Excerpt from a dataset:
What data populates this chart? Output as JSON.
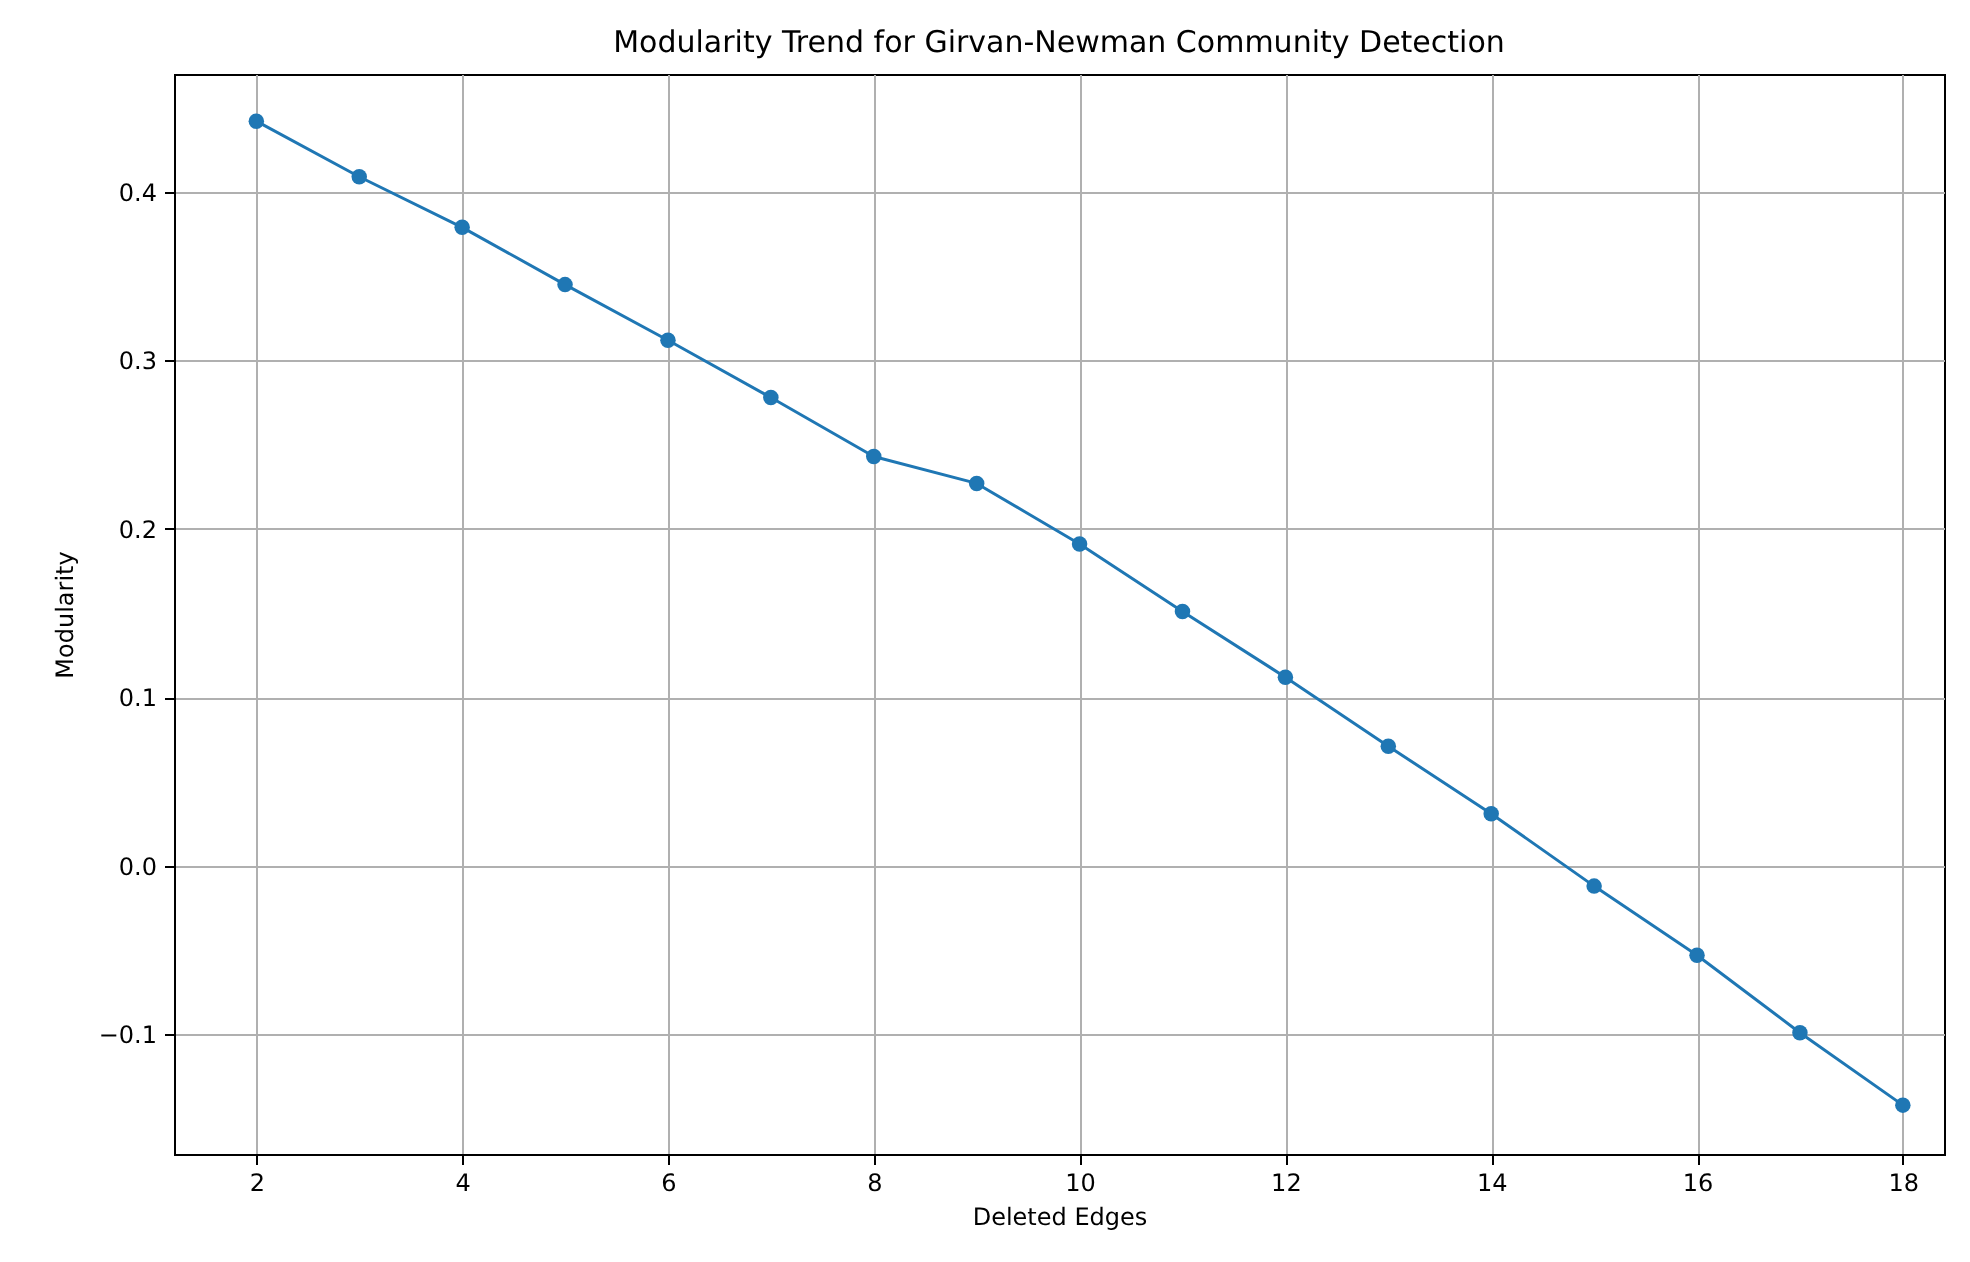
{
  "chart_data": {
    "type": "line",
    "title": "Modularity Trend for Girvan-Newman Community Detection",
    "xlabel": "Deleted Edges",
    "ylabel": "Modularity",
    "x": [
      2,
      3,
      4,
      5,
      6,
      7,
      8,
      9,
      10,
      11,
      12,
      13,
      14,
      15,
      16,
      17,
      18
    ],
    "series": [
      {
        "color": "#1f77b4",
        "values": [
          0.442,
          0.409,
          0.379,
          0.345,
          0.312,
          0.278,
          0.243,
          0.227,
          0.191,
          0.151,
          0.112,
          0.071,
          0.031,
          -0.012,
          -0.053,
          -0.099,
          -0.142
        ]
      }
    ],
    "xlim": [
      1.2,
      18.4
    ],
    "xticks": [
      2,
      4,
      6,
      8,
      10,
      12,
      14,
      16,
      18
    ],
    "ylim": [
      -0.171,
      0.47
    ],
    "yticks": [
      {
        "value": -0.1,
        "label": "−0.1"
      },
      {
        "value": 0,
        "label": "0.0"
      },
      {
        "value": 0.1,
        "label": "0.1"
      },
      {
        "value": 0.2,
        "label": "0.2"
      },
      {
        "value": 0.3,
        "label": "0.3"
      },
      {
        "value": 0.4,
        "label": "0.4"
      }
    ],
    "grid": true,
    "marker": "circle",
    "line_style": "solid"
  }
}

* * *

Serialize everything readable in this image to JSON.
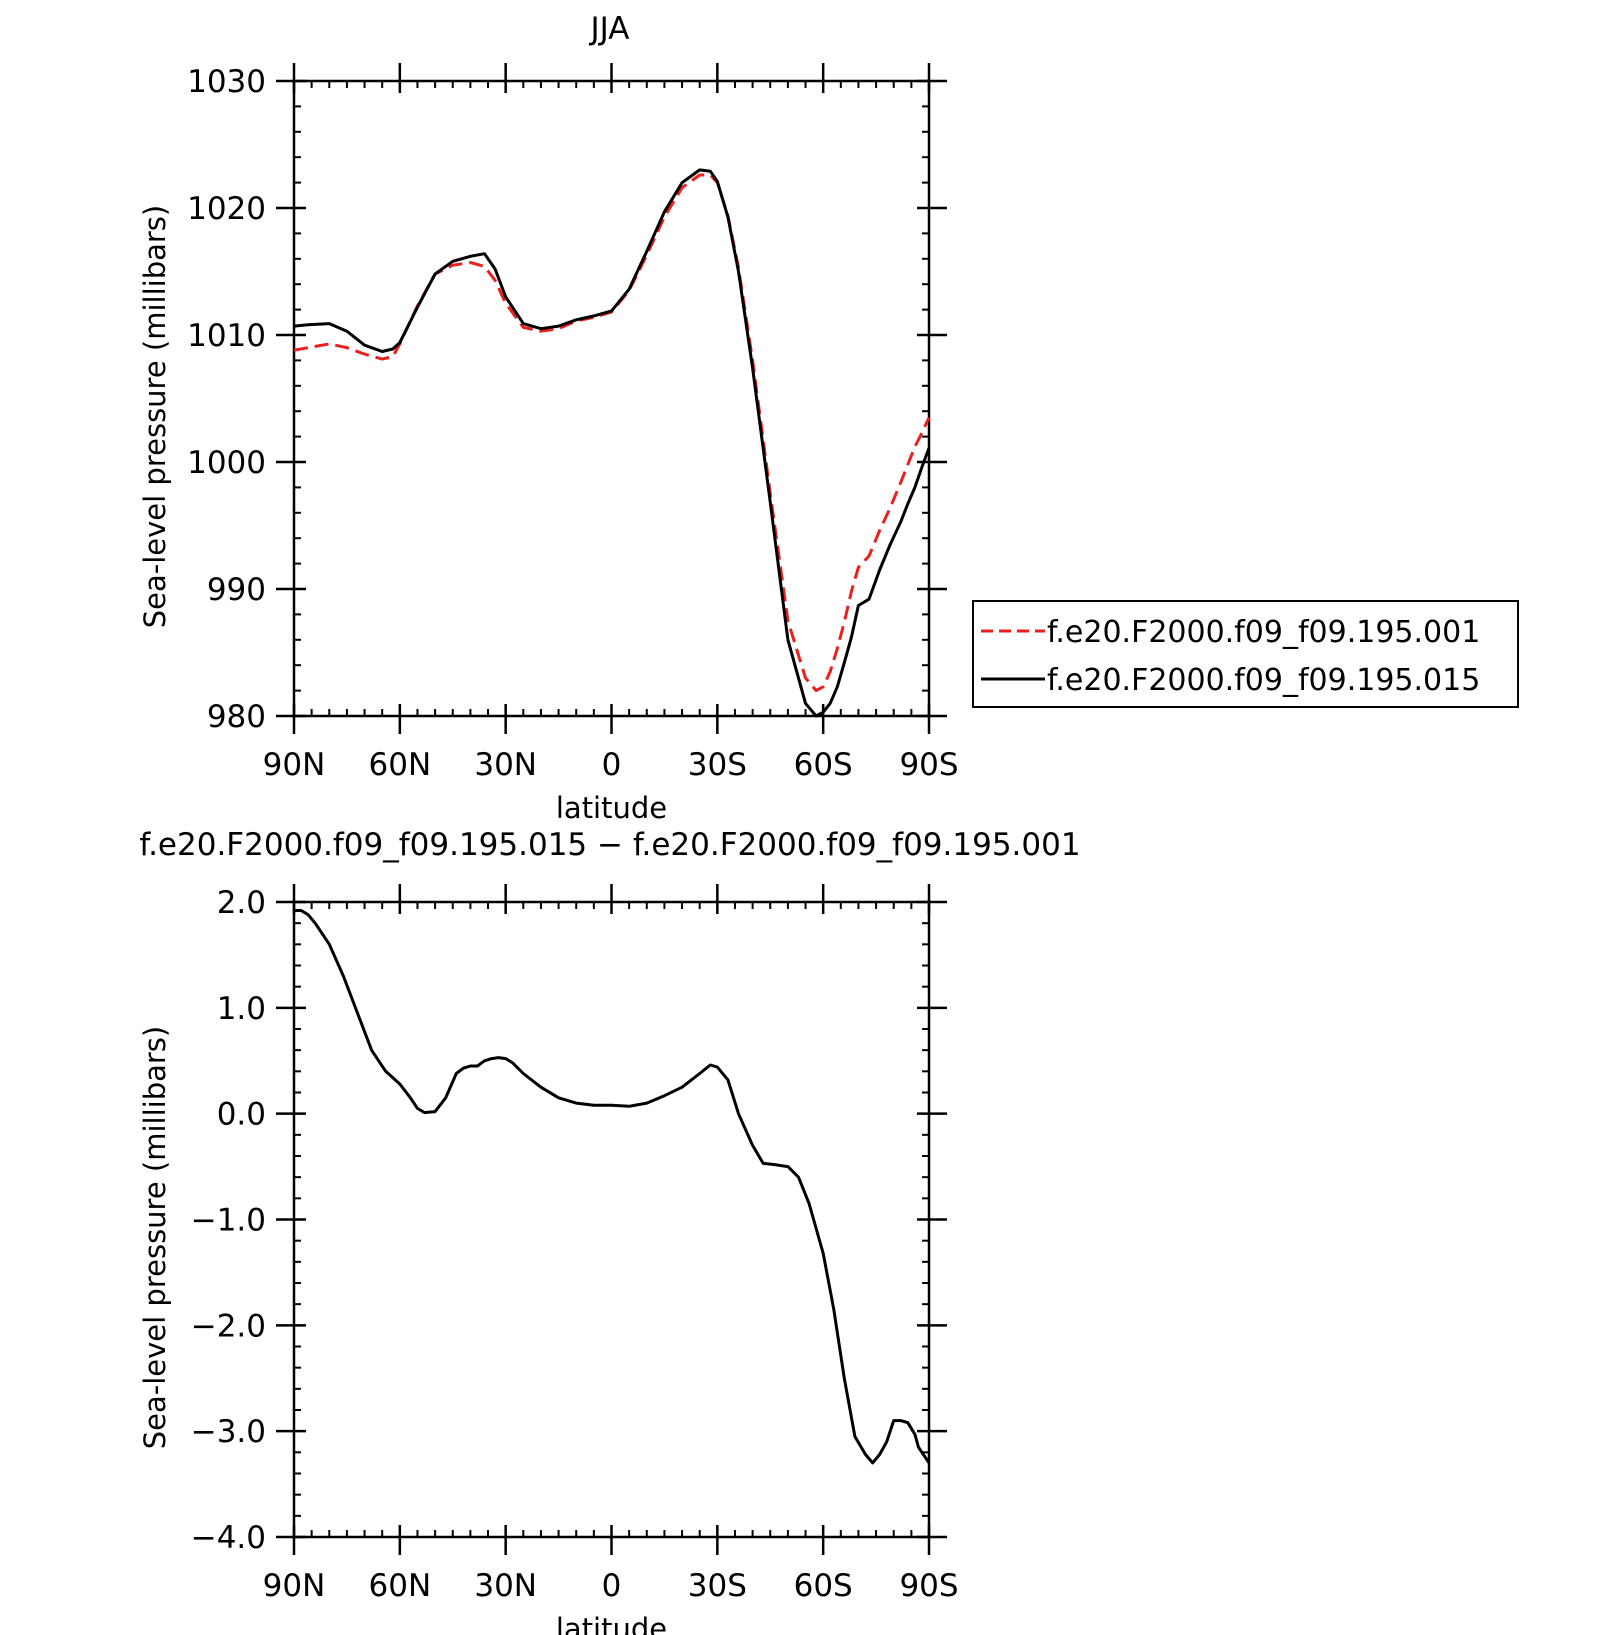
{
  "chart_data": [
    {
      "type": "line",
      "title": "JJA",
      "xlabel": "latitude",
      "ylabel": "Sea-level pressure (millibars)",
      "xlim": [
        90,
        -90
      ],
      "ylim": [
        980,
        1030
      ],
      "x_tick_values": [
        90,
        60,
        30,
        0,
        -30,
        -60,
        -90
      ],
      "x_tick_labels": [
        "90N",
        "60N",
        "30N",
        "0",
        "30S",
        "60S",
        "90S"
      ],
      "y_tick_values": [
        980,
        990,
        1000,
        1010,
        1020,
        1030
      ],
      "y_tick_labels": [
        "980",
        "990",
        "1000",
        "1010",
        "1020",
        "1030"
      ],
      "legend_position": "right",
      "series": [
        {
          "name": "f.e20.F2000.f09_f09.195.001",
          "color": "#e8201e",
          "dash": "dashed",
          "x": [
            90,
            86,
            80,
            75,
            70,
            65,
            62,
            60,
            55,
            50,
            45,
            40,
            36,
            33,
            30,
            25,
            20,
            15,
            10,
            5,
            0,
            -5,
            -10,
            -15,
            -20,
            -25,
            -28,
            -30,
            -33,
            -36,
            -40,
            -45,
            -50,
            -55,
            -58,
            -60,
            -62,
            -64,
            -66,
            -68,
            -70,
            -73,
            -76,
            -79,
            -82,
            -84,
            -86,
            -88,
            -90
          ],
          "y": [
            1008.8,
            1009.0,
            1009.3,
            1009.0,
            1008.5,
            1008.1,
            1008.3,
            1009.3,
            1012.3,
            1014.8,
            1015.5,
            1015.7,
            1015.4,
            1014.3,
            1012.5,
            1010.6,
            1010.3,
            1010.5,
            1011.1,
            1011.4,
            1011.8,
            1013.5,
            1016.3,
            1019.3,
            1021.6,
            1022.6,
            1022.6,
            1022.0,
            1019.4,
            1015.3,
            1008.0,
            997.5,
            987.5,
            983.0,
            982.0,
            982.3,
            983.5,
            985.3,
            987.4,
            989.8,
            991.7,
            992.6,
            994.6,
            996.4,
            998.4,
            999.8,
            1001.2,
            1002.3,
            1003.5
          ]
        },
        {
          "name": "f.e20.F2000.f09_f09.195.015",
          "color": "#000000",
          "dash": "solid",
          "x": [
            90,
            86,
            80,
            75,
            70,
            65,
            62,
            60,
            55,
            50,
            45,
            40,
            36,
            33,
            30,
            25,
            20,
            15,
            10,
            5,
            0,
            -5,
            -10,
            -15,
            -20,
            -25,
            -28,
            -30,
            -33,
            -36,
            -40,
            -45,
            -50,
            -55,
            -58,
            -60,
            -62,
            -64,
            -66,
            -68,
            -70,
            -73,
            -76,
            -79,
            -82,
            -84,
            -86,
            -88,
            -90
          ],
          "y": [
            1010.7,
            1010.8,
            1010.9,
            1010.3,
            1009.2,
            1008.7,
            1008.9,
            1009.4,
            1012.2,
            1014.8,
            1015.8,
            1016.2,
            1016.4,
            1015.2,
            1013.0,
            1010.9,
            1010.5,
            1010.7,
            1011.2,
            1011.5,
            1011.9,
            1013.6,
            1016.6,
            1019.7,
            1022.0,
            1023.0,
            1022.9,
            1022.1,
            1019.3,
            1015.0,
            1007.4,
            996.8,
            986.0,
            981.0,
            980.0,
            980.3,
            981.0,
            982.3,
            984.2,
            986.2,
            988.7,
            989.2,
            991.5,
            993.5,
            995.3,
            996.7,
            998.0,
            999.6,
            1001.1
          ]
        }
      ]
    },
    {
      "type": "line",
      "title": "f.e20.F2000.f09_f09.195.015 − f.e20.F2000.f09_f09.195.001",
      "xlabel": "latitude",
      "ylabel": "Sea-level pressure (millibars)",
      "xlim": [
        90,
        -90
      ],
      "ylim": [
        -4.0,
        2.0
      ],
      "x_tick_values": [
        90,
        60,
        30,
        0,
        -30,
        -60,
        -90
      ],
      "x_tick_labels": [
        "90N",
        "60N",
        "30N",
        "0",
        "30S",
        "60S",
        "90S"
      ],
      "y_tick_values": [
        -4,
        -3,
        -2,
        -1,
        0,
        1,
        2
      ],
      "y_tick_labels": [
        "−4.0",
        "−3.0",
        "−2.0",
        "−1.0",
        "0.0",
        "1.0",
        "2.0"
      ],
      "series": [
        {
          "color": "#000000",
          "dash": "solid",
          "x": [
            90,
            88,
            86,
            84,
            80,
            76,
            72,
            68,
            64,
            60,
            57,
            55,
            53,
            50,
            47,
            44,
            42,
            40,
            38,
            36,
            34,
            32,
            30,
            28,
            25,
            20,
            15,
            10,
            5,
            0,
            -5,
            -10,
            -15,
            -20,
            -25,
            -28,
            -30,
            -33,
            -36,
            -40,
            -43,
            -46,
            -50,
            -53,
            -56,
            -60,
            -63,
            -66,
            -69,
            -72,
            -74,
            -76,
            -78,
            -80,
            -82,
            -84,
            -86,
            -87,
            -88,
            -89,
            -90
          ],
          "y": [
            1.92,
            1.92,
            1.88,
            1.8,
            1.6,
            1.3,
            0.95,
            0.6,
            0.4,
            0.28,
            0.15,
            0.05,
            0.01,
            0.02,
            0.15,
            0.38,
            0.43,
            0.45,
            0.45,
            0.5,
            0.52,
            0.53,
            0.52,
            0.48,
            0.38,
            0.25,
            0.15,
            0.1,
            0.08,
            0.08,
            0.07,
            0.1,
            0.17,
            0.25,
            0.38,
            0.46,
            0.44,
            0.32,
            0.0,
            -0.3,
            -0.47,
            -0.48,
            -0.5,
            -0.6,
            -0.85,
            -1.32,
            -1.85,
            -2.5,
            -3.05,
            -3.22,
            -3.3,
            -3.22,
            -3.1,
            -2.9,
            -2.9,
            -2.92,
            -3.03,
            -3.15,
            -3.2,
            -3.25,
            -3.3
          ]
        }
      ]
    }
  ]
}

- **WHAT THE EXERCISE ASKS**: Where does the word "name" appear in the listing? List each line that holds it.

- **ANSWER TO THIS PROBLEM**:
          "name": "f.e20.F2000.f09_f09.195.001",
          "name": "f.e20.F2000.f09_f09.195.015",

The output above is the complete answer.